### Task prompt
Output the full listing below exactly as it reads, and skip anything that is a picture.

### Dataset rows
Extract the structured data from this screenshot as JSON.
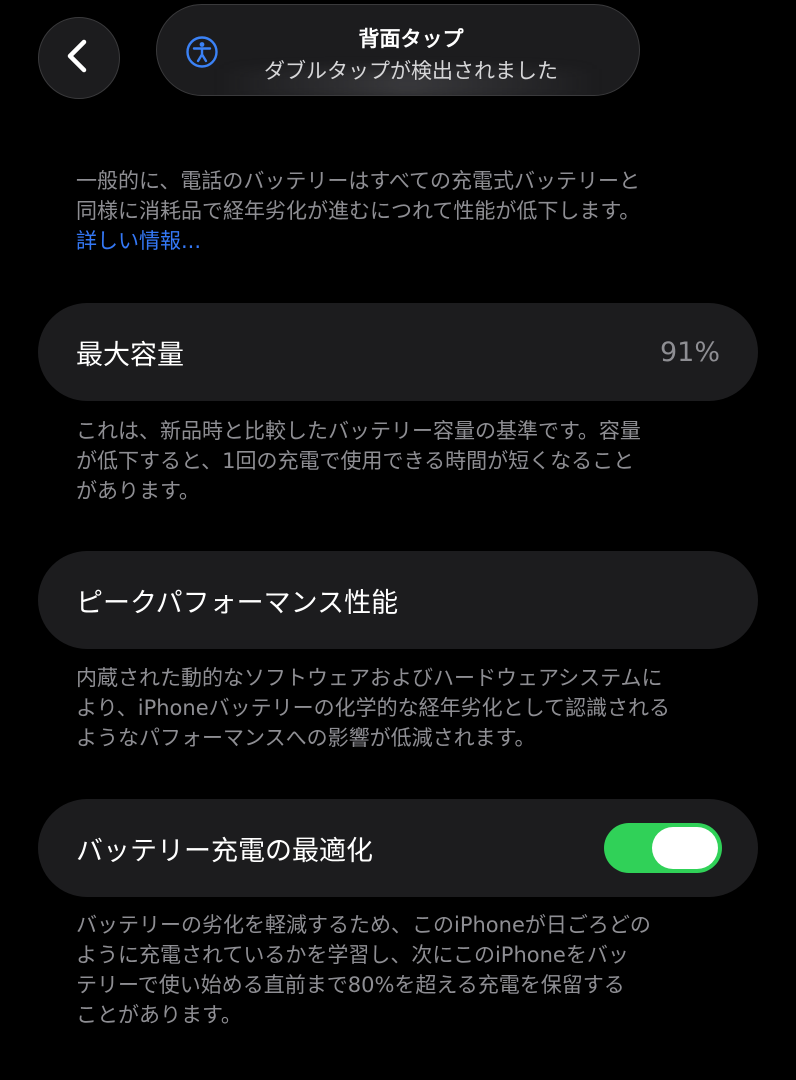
{
  "nav": {
    "back_icon": "chevron-left-icon"
  },
  "banner": {
    "icon": "accessibility-icon",
    "title": "背面タップ",
    "subtitle": "ダブルタップが検出されました"
  },
  "intro": {
    "line1": "一般的に、電話のバッテリーはすべての充電式バッテリーと",
    "line2": "同様に消耗品で経年劣化が進むにつれて性能が低下します。",
    "link": "詳しい情報..."
  },
  "max_capacity": {
    "label": "最大容量",
    "value": "91%",
    "desc_line1": "これは、新品時と比較したバッテリー容量の基準です。容量",
    "desc_line2": "が低下すると、1回の充電で使用できる時間が短くなること",
    "desc_line3": "があります。"
  },
  "peak_performance": {
    "label": "ピークパフォーマンス性能",
    "desc_line1": "内蔵された動的なソフトウェアおよびハードウェアシステムに",
    "desc_line2": "より、iPhoneバッテリーの化学的な経年劣化として認識される",
    "desc_line3": "ようなパフォーマンスへの影響が低減されます。"
  },
  "optimized_charging": {
    "label": "バッテリー充電の最適化",
    "enabled": true,
    "desc_line1": "バッテリーの劣化を軽減するため、このiPhoneが日ごろどの",
    "desc_line2": "ように充電されているかを学習し、次にこのiPhoneをバッ",
    "desc_line3": "テリーで使い始める直前まで80%を超える充電を保留する",
    "desc_line4": "ことがあります。"
  },
  "colors": {
    "background": "#000000",
    "card": "#1c1c1e",
    "secondary_text": "#8e8e93",
    "link": "#3478f6",
    "toggle_on": "#30d158"
  }
}
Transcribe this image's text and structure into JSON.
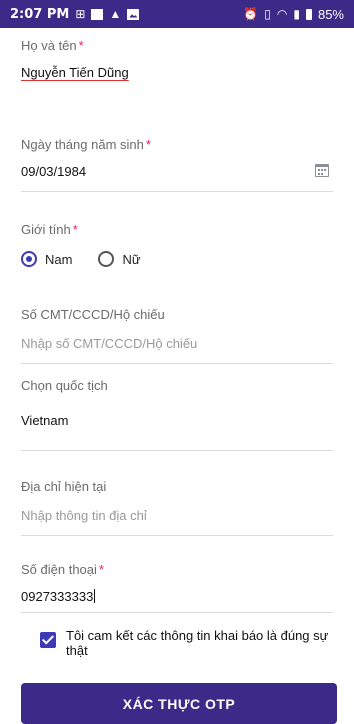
{
  "status_bar": {
    "time": "2:07 PM",
    "battery": "85%"
  },
  "form": {
    "full_name": {
      "label": "Họ và tên",
      "required_mark": "*",
      "value": "Nguyễn Tiến Dũng"
    },
    "dob": {
      "label": "Ngày tháng năm sinh",
      "required_mark": "*",
      "value": "09/03/1984"
    },
    "gender": {
      "label": "Giới tính",
      "required_mark": "*",
      "options": [
        {
          "label": "Nam",
          "selected": true
        },
        {
          "label": "Nữ",
          "selected": false
        }
      ]
    },
    "id_number": {
      "label": "Số CMT/CCCD/Hộ chiếu",
      "placeholder": "Nhập số CMT/CCCD/Hộ chiếu"
    },
    "nationality": {
      "label": "Chọn quốc tịch",
      "value": "Vietnam"
    },
    "address": {
      "label": "Địa chỉ hiện tại",
      "placeholder": "Nhập thông tin địa chỉ"
    },
    "phone": {
      "label": "Số điện thoại",
      "required_mark": "*",
      "value": "0927333333"
    },
    "agreement": {
      "text": "Tôi cam kết các thông tin khai báo là đúng sự thật",
      "checked": true
    }
  },
  "actions": {
    "otp_button": "XÁC THỰC OTP"
  },
  "colors": {
    "primary": "#3b2a88",
    "accent": "#3d3ab6",
    "required": "#e0245e"
  },
  "icons": [
    "calendar-icon",
    "checkbox-icon",
    "radio-icon",
    "wifi-icon",
    "signal-icon",
    "battery-icon",
    "alarm-icon",
    "vibrate-icon"
  ]
}
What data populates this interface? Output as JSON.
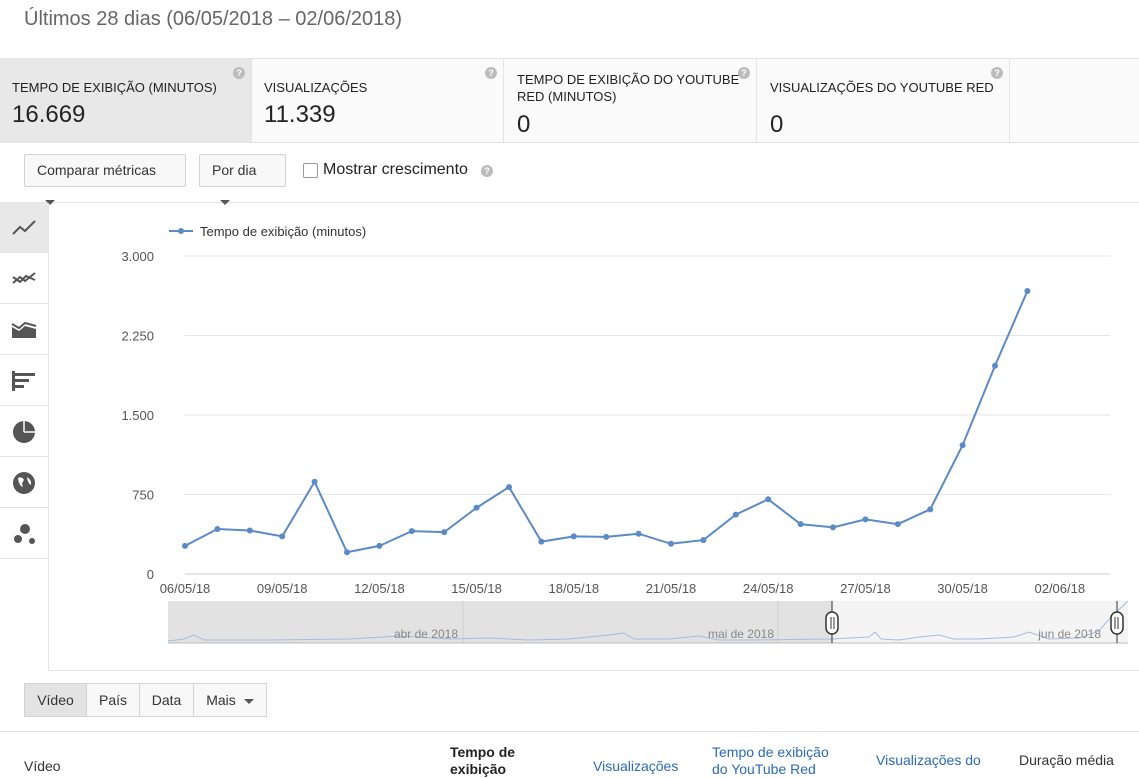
{
  "header": {
    "range_title": "Últimos 28 dias (06/05/2018 – 02/06/2018)"
  },
  "metrics": [
    {
      "label": "TEMPO DE EXIBIÇÃO (MINUTOS)",
      "value": "16.669",
      "active": true
    },
    {
      "label": "VISUALIZAÇÕES",
      "value": "11.339"
    },
    {
      "label": "TEMPO DE EXIBIÇÃO DO YOUTUBE RED (MINUTOS)",
      "value": "0"
    },
    {
      "label": "VISUALIZAÇÕES DO YOUTUBE RED",
      "value": "0"
    }
  ],
  "help_glyph": "?",
  "controls": {
    "compare_label": "Comparar métricas",
    "period_label": "Por dia",
    "growth_label": "Mostrar crescimento"
  },
  "chart_types": [
    "line-chart-icon",
    "multi-line-chart-icon",
    "stacked-area-chart-icon",
    "bar-chart-icon",
    "pie-chart-icon",
    "globe-map-icon",
    "bubble-chart-icon"
  ],
  "chart_data": {
    "type": "line",
    "legend": "Tempo de exibição (minutos)",
    "series_color": "#5b8ac6",
    "yticks": [
      "3.000",
      "2.250",
      "1.500",
      "750",
      "0"
    ],
    "ylim": [
      0,
      3000
    ],
    "xtick_labels": [
      "06/05/18",
      "09/05/18",
      "12/05/18",
      "15/05/18",
      "18/05/18",
      "21/05/18",
      "24/05/18",
      "27/05/18",
      "30/05/18",
      "02/06/18"
    ],
    "x": [
      "06/05/18",
      "07/05/18",
      "08/05/18",
      "09/05/18",
      "10/05/18",
      "11/05/18",
      "12/05/18",
      "13/05/18",
      "14/05/18",
      "15/05/18",
      "16/05/18",
      "17/05/18",
      "18/05/18",
      "19/05/18",
      "20/05/18",
      "21/05/18",
      "22/05/18",
      "23/05/18",
      "24/05/18",
      "25/05/18",
      "26/05/18",
      "27/05/18",
      "28/05/18",
      "29/05/18",
      "30/05/18",
      "31/05/18",
      "01/06/18"
    ],
    "values": [
      265,
      425,
      410,
      355,
      870,
      205,
      265,
      405,
      395,
      625,
      820,
      305,
      355,
      350,
      380,
      285,
      320,
      560,
      705,
      470,
      440,
      515,
      470,
      610,
      1215,
      1965,
      2670
    ],
    "navigator_labels": [
      "abr de 2018",
      "mai de 2018",
      "jun de 2018"
    ]
  },
  "tabs": [
    {
      "label": "Vídeo",
      "active": true
    },
    {
      "label": "País"
    },
    {
      "label": "Data"
    },
    {
      "label": "Mais"
    }
  ],
  "table_headers": {
    "col1": "Vídeo",
    "col2": "Tempo de exibição",
    "col3": "Visualizações",
    "col4": "Tempo de exibição do YouTube Red",
    "col5": "Visualizações do",
    "col6": "Duração média"
  }
}
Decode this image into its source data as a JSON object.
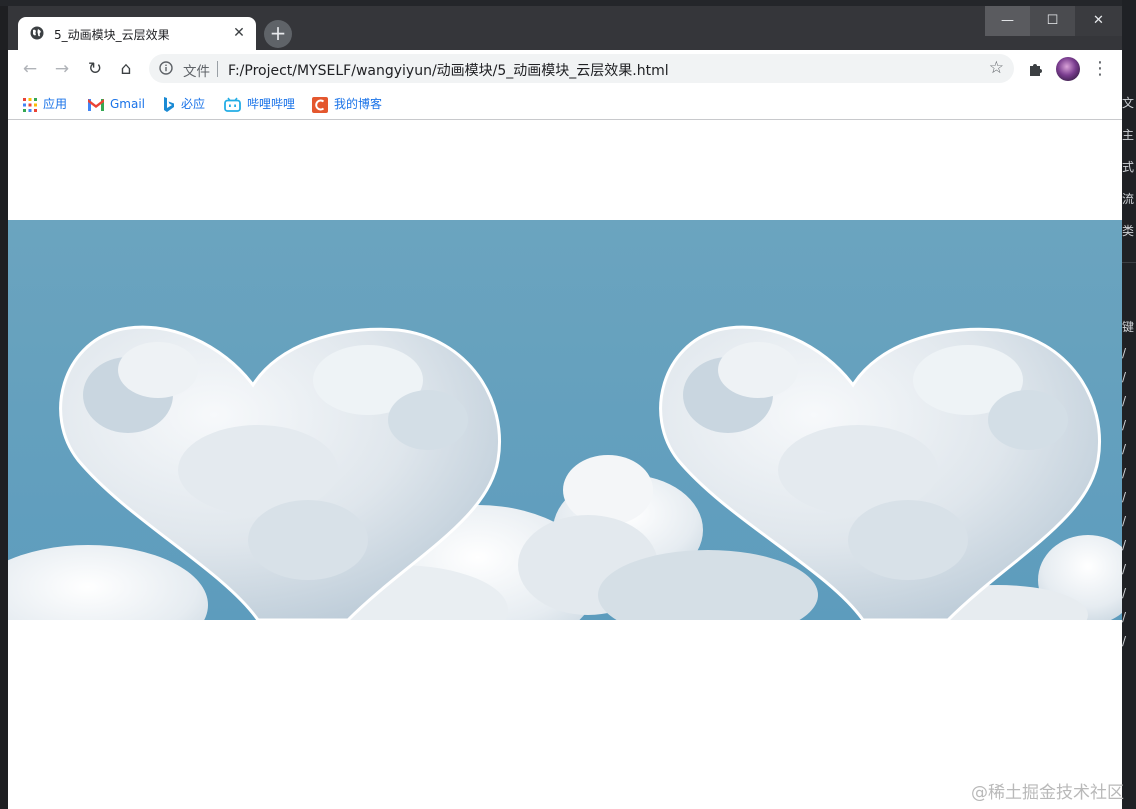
{
  "browser": {
    "tab_title": "5_动画模块_云层效果",
    "tab_close": "✕",
    "new_tab": "+",
    "window_controls": {
      "minimize": "—",
      "maximize": "☐",
      "close": "✕"
    },
    "address": {
      "security_label": "文件",
      "url": "F:/Project/MYSELF/wangyiyun/动画模块/5_动画模块_云层效果.html"
    },
    "nav": {
      "back": "←",
      "forward": "→",
      "reload": "↻",
      "home": "⌂",
      "menu": "⋮",
      "bookmark_star": "☆"
    },
    "bookmarks": [
      {
        "label": "应用",
        "icon": "apps-grid-icon"
      },
      {
        "label": "Gmail",
        "icon": "gmail-icon"
      },
      {
        "label": "必应",
        "icon": "bing-icon"
      },
      {
        "label": "哔哩哔哩",
        "icon": "bilibili-icon"
      },
      {
        "label": "我的博客",
        "icon": "csdn-icon"
      }
    ]
  },
  "page": {
    "content": "heart-clouds-banner",
    "sky_color": "#6aa5c0"
  },
  "background_ide": {
    "chars": [
      "文",
      "主",
      "式",
      "流",
      "类",
      "键",
      "/",
      "/",
      "/",
      "/",
      "/",
      "/",
      "/",
      "/",
      "/",
      "/",
      "/",
      "/",
      "/"
    ]
  },
  "watermark": "@稀土掘金技术社区"
}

### Exercise solution
Extract the structured data from this screenshot as JSON.
{
  "nav": {
    "back_icon": "chevron-left-icon"
  },
  "banner": {
    "icon": "accessibility-icon",
    "title": "背面タップ",
    "subtitle": "ダブルタップが検出されました"
  },
  "intro": {
    "line1": "一般的に、電話のバッテリーはすべての充電式バッテリーと",
    "line2": "同様に消耗品で経年劣化が進むにつれて性能が低下します。",
    "link": "詳しい情報..."
  },
  "max_capacity": {
    "label": "最大容量",
    "value": "91%",
    "desc_line1": "これは、新品時と比較したバッテリー容量の基準です。容量",
    "desc_line2": "が低下すると、1回の充電で使用できる時間が短くなること",
    "desc_line3": "があります。"
  },
  "peak_performance": {
    "label": "ピークパフォーマンス性能",
    "desc_line1": "内蔵された動的なソフトウェアおよびハードウェアシステムに",
    "desc_line2": "より、iPhoneバッテリーの化学的な経年劣化として認識される",
    "desc_line3": "ようなパフォーマンスへの影響が低減されます。"
  },
  "optimized_charging": {
    "label": "バッテリー充電の最適化",
    "enabled": true,
    "desc_line1": "バッテリーの劣化を軽減するため、このiPhoneが日ごろどの",
    "desc_line2": "ように充電されているかを学習し、次にこのiPhoneをバッ",
    "desc_line3": "テリーで使い始める直前まで80%を超える充電を保留する",
    "desc_line4": "ことがあります。"
  },
  "colors": {
    "background": "#000000",
    "card": "#1c1c1e",
    "secondary_text": "#8e8e93",
    "link": "#3478f6",
    "toggle_on": "#30d158"
  }
}
Transcribe this image's text and structure into JSON.
{
  "status_bar": {
    "time": "2:07 PM",
    "battery": "85%"
  },
  "form": {
    "full_name": {
      "label": "Họ và tên",
      "required_mark": "*",
      "value": "Nguyễn Tiến Dũng"
    },
    "dob": {
      "label": "Ngày tháng năm sinh",
      "required_mark": "*",
      "value": "09/03/1984"
    },
    "gender": {
      "label": "Giới tính",
      "required_mark": "*",
      "options": [
        {
          "label": "Nam",
          "selected": true
        },
        {
          "label": "Nữ",
          "selected": false
        }
      ]
    },
    "id_number": {
      "label": "Số CMT/CCCD/Hộ chiếu",
      "placeholder": "Nhập số CMT/CCCD/Hộ chiếu"
    },
    "nationality": {
      "label": "Chọn quốc tịch",
      "value": "Vietnam"
    },
    "address": {
      "label": "Địa chỉ hiện tại",
      "placeholder": "Nhập thông tin địa chỉ"
    },
    "phone": {
      "label": "Số điện thoại",
      "required_mark": "*",
      "value": "0927333333"
    },
    "agreement": {
      "text": "Tôi cam kết các thông tin khai báo là đúng sự thật",
      "checked": true
    }
  },
  "actions": {
    "otp_button": "XÁC THỰC OTP"
  },
  "colors": {
    "primary": "#3b2a88",
    "accent": "#3d3ab6",
    "required": "#e0245e"
  },
  "icons": [
    "calendar-icon",
    "checkbox-icon",
    "radio-icon",
    "wifi-icon",
    "signal-icon",
    "battery-icon",
    "alarm-icon",
    "vibrate-icon"
  ]
}
What data populates this interface? Output as JSON.
{
  "header": {
    "range_title": "Últimos 28 dias (06/05/2018 – 02/06/2018)"
  },
  "metrics": [
    {
      "label": "TEMPO DE EXIBIÇÃO (MINUTOS)",
      "value": "16.669",
      "active": true
    },
    {
      "label": "VISUALIZAÇÕES",
      "value": "11.339"
    },
    {
      "label": "TEMPO DE EXIBIÇÃO DO YOUTUBE RED (MINUTOS)",
      "value": "0"
    },
    {
      "label": "VISUALIZAÇÕES DO YOUTUBE RED",
      "value": "0"
    }
  ],
  "help_glyph": "?",
  "controls": {
    "compare_label": "Comparar métricas",
    "period_label": "Por dia",
    "growth_label": "Mostrar crescimento"
  },
  "chart_types": [
    "line-chart-icon",
    "multi-line-chart-icon",
    "stacked-area-chart-icon",
    "bar-chart-icon",
    "pie-chart-icon",
    "globe-map-icon",
    "bubble-chart-icon"
  ],
  "chart_data": {
    "type": "line",
    "legend": "Tempo de exibição (minutos)",
    "series_color": "#5b8ac6",
    "yticks": [
      "3.000",
      "2.250",
      "1.500",
      "750",
      "0"
    ],
    "ylim": [
      0,
      3000
    ],
    "xtick_labels": [
      "06/05/18",
      "09/05/18",
      "12/05/18",
      "15/05/18",
      "18/05/18",
      "21/05/18",
      "24/05/18",
      "27/05/18",
      "30/05/18",
      "02/06/18"
    ],
    "x": [
      "06/05/18",
      "07/05/18",
      "08/05/18",
      "09/05/18",
      "10/05/18",
      "11/05/18",
      "12/05/18",
      "13/05/18",
      "14/05/18",
      "15/05/18",
      "16/05/18",
      "17/05/18",
      "18/05/18",
      "19/05/18",
      "20/05/18",
      "21/05/18",
      "22/05/18",
      "23/05/18",
      "24/05/18",
      "25/05/18",
      "26/05/18",
      "27/05/18",
      "28/05/18",
      "29/05/18",
      "30/05/18",
      "31/05/18",
      "01/06/18"
    ],
    "values": [
      265,
      425,
      410,
      355,
      870,
      205,
      265,
      405,
      395,
      625,
      820,
      305,
      355,
      350,
      380,
      285,
      320,
      560,
      705,
      470,
      440,
      515,
      470,
      610,
      1215,
      1965,
      2670
    ],
    "navigator_labels": [
      "abr de 2018",
      "mai de 2018",
      "jun de 2018"
    ]
  },
  "tabs": [
    {
      "label": "Vídeo",
      "active": true
    },
    {
      "label": "País"
    },
    {
      "label": "Data"
    },
    {
      "label": "Mais"
    }
  ],
  "table_headers": {
    "col1": "Vídeo",
    "col2": "Tempo de exibição",
    "col3": "Visualizações",
    "col4": "Tempo de exibição do YouTube Red",
    "col5": "Visualizações do",
    "col6": "Duração média"
  }
}
Decode this image into its source data as a JSON object.
{
  "browser": {
    "tab_title": "5_动画模块_云层效果",
    "tab_close": "✕",
    "new_tab": "+",
    "window_controls": {
      "minimize": "—",
      "maximize": "☐",
      "close": "✕"
    },
    "address": {
      "security_label": "文件",
      "url": "F:/Project/MYSELF/wangyiyun/动画模块/5_动画模块_云层效果.html"
    },
    "nav": {
      "back": "←",
      "forward": "→",
      "reload": "↻",
      "home": "⌂",
      "menu": "⋮",
      "bookmark_star": "☆"
    },
    "bookmarks": [
      {
        "label": "应用",
        "icon": "apps-grid-icon"
      },
      {
        "label": "Gmail",
        "icon": "gmail-icon"
      },
      {
        "label": "必应",
        "icon": "bing-icon"
      },
      {
        "label": "哔哩哔哩",
        "icon": "bilibili-icon"
      },
      {
        "label": "我的博客",
        "icon": "csdn-icon"
      }
    ]
  },
  "page": {
    "content": "heart-clouds-banner",
    "sky_color": "#6aa5c0"
  },
  "background_ide": {
    "chars": [
      "文",
      "主",
      "式",
      "流",
      "类",
      "键",
      "/",
      "/",
      "/",
      "/",
      "/",
      "/",
      "/",
      "/",
      "/",
      "/",
      "/",
      "/",
      "/"
    ]
  },
  "watermark": "@稀土掘金技术社区"
}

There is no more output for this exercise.